### Exercise prompt
Write out each entry, exactly the way it appears.

### Stored records
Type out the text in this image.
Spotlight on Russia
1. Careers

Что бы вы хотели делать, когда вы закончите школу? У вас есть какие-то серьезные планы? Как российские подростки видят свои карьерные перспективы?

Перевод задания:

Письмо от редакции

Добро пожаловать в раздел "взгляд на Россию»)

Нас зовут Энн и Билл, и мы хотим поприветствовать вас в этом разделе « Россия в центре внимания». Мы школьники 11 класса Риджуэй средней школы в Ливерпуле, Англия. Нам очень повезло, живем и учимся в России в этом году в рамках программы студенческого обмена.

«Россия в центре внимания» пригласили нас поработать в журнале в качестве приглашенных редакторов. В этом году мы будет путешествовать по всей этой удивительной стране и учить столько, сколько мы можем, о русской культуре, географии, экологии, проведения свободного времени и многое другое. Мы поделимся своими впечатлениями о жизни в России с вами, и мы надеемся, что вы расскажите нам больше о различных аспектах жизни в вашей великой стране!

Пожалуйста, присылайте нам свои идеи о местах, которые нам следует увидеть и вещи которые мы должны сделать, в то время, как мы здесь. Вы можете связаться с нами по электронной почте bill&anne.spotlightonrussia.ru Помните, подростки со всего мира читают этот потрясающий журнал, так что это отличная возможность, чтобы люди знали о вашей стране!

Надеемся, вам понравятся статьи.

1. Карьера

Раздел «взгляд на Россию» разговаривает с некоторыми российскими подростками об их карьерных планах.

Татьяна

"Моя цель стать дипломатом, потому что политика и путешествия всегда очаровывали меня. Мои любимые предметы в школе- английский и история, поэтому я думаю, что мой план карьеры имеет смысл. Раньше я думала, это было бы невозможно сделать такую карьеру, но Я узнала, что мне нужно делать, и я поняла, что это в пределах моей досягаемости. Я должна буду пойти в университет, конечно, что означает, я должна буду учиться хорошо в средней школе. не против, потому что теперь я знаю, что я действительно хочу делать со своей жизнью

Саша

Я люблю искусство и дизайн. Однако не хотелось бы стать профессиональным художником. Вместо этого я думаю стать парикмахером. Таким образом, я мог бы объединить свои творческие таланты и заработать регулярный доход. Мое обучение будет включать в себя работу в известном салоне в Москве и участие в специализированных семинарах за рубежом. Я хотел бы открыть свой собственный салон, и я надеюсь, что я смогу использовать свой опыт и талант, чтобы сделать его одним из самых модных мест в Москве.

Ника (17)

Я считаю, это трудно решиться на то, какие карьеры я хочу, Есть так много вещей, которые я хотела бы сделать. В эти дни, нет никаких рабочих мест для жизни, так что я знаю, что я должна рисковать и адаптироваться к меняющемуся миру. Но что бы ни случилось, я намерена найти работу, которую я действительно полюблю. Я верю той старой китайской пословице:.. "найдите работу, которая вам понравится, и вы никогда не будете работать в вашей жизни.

### Reply to the exercise
Type out the text in this image.
Spotlight on Russia
1. Careers

Что бы вы хотели делать, когда вы закончите школу? У вас есть какие-то серьезные планы? Как российские подростки видят свои карьерные перспективы?

Перевод задания:

Письмо от редакции

Добро пожаловать в раздел "взгляд на Россию»)

Нас зовут Энн и Билл, и мы хотим поприветствовать вас в этом разделе « Россия в центре внимания». Мы школьники 11 класса Риджуэй средней школы в Ливерпуле, Англия. Нам очень повезло, живем и учимся в России в этом году в рамках программы студенческого обмена.

«Россия в центре внимания» пригласили нас поработать в журнале в качестве приглашенных редакторов. В этом году мы будет путешествовать по всей этой удивительной стране и учить столько, сколько мы можем, о русской культуре, географии, экологии, проведения свободного времени и многое другое. Мы поделимся своими впечатлениями о жизни в России с вами, и мы надеемся, что вы расскажите нам больше о различных аспектах жизни в вашей великой стране!

Пожалуйста, присылайте нам свои идеи о местах, которые нам следует увидеть и вещи которые мы должны сделать, в то время, как мы здесь. Вы можете связаться с нами по электронной почте bill&anne.spotlightonrussia.ru Помните, подростки со всего мира читают этот потрясающий журнал, так что это отличная возможность, чтобы люди знали о вашей стране!

Надеемся, вам понравятся статьи.

1. Карьера

Раздел «взгляд на Россию» разговаривает с некоторыми российскими подростками об их карьерных планах.

Татьяна

"Моя цель стать дипломатом, потому что политика и путешествия всегда очаровывали меня. Мои любимые предметы в школе- английский и история, поэтому я думаю, что мой план карьеры имеет смысл. Раньше я думала, это было бы невозможно сделать такую карьеру, но Я узнала, что мне нужно делать, и я поняла, что это в пределах моей досягаемости. Я должна буду пойти в университет, конечно, что означает, я должна буду учиться хорошо в средней школе. не против, потому что теперь я знаю, что я действительно хочу делать со своей жизнью

Саша

Я люблю искусство и дизайн. Однако не хотелось бы стать профессиональным художником. Вместо этого я думаю стать парикмахером. Таким образом, я мог бы объединить свои творческие таланты и заработать регулярный доход. Мое обучение будет включать в себя работу в известном салоне в Москве и участие в специализированных семинарах за рубежом. Я хотел бы открыть свой собственный салон, и я надеюсь, что я смогу использовать свой опыт и талант, чтобы сделать его одним из самых модных мест в Москве.

Ника (17)

Я считаю, это трудно решиться на то, какие карьеры я хочу, Есть так много вещей, которые я хотела бы сделать. В эти дни, нет никаких рабочих мест для жизни, так что я знаю, что я должна рисковать и адаптироваться к меняющемуся миру. Но что бы ни случилось, я намерена найти работу, которую я действительно полюблю. Я верю той старой китайской пословице:.. "найдите работу, которая вам понравится, и вы никогда не будете работать в вашей жизни.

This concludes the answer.